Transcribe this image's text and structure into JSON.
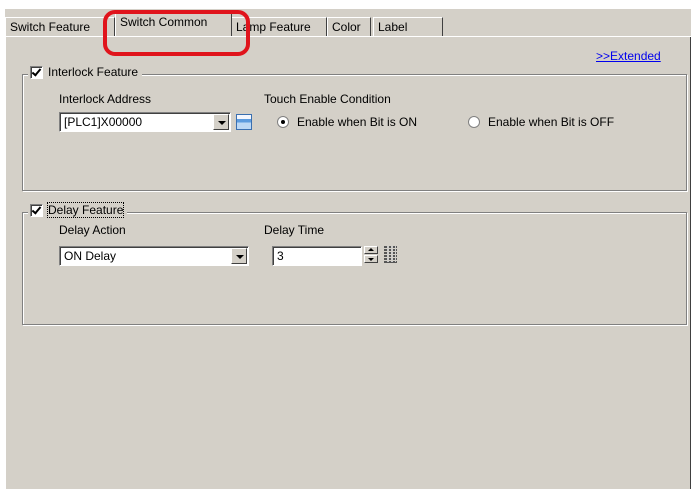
{
  "tabs": [
    {
      "label": "Switch Feature"
    },
    {
      "label": "Switch Common"
    },
    {
      "label": "Lamp Feature"
    },
    {
      "label": "Color"
    },
    {
      "label": "Label"
    }
  ],
  "extended_link": ">>Extended",
  "interlock": {
    "legend": "Interlock Feature",
    "checked": true,
    "address_label": "Interlock Address",
    "address_value": "[PLC1]X00000",
    "touch_enable_label": "Touch Enable Condition",
    "option_on": "Enable when Bit is ON",
    "option_off": "Enable when Bit is OFF",
    "selected_option": "Enable when Bit is ON"
  },
  "delay": {
    "legend": "Delay Feature",
    "checked": true,
    "action_label": "Delay Action",
    "action_value": "ON Delay",
    "time_label": "Delay Time",
    "time_value": "3"
  },
  "highlight_color": "#e0141c"
}
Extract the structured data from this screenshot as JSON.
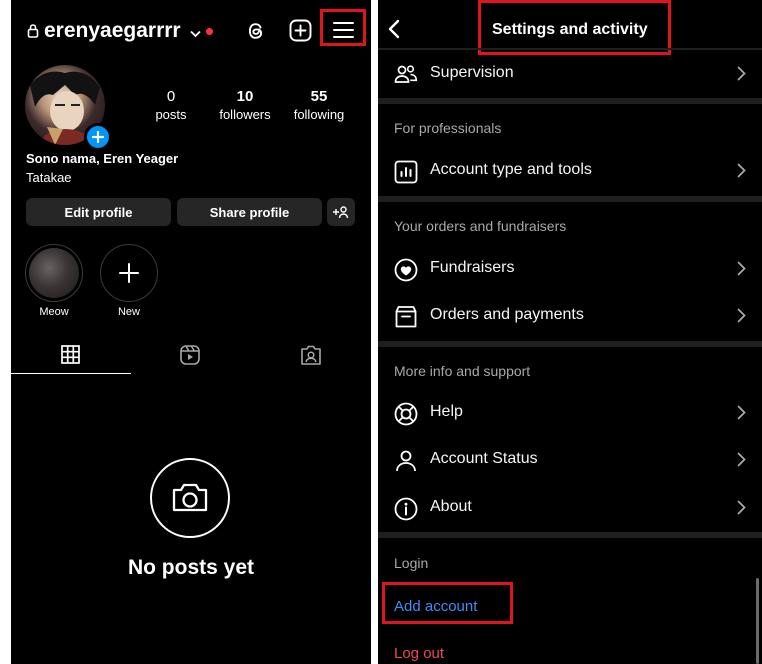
{
  "profile": {
    "username": "erenyaegarrrr",
    "stats": [
      {
        "value": "0",
        "label": "posts"
      },
      {
        "value": "10",
        "label": "followers"
      },
      {
        "value": "55",
        "label": "following"
      }
    ],
    "bio_name": "Sono nama, Eren Yeager",
    "bio_text": "Tatakae",
    "edit_profile_label": "Edit profile",
    "share_profile_label": "Share profile",
    "highlights": [
      {
        "label": "Meow"
      },
      {
        "label": "New"
      }
    ],
    "empty_title": "No posts yet"
  },
  "settings": {
    "title": "Settings and activity",
    "items_top": [
      {
        "label": "Supervision",
        "icon": "supervision-icon"
      }
    ],
    "section_professionals": "For professionals",
    "items_professionals": [
      {
        "label": "Account type and tools",
        "icon": "bar-chart-icon"
      }
    ],
    "section_orders": "Your orders and fundraisers",
    "items_orders": [
      {
        "label": "Fundraisers",
        "icon": "fundraiser-icon"
      },
      {
        "label": "Orders and payments",
        "icon": "orders-icon"
      }
    ],
    "section_support": "More info and support",
    "items_support": [
      {
        "label": "Help",
        "icon": "lifebuoy-icon"
      },
      {
        "label": "Account Status",
        "icon": "person-icon"
      },
      {
        "label": "About",
        "icon": "info-icon"
      }
    ],
    "section_login": "Login",
    "add_account": "Add account",
    "log_out": "Log out"
  },
  "colors": {
    "background": "#000000",
    "highlight_box": "#e0141e",
    "link_blue": "#3e8ef7",
    "logout_red": "#ed4956",
    "button_bg": "#262626"
  }
}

### Do this
From the data above, copy each line that holds "JSON".

### Answer in full
Transcribe this image's text and structure into JSON.
Extract the structured data from this screenshot as JSON.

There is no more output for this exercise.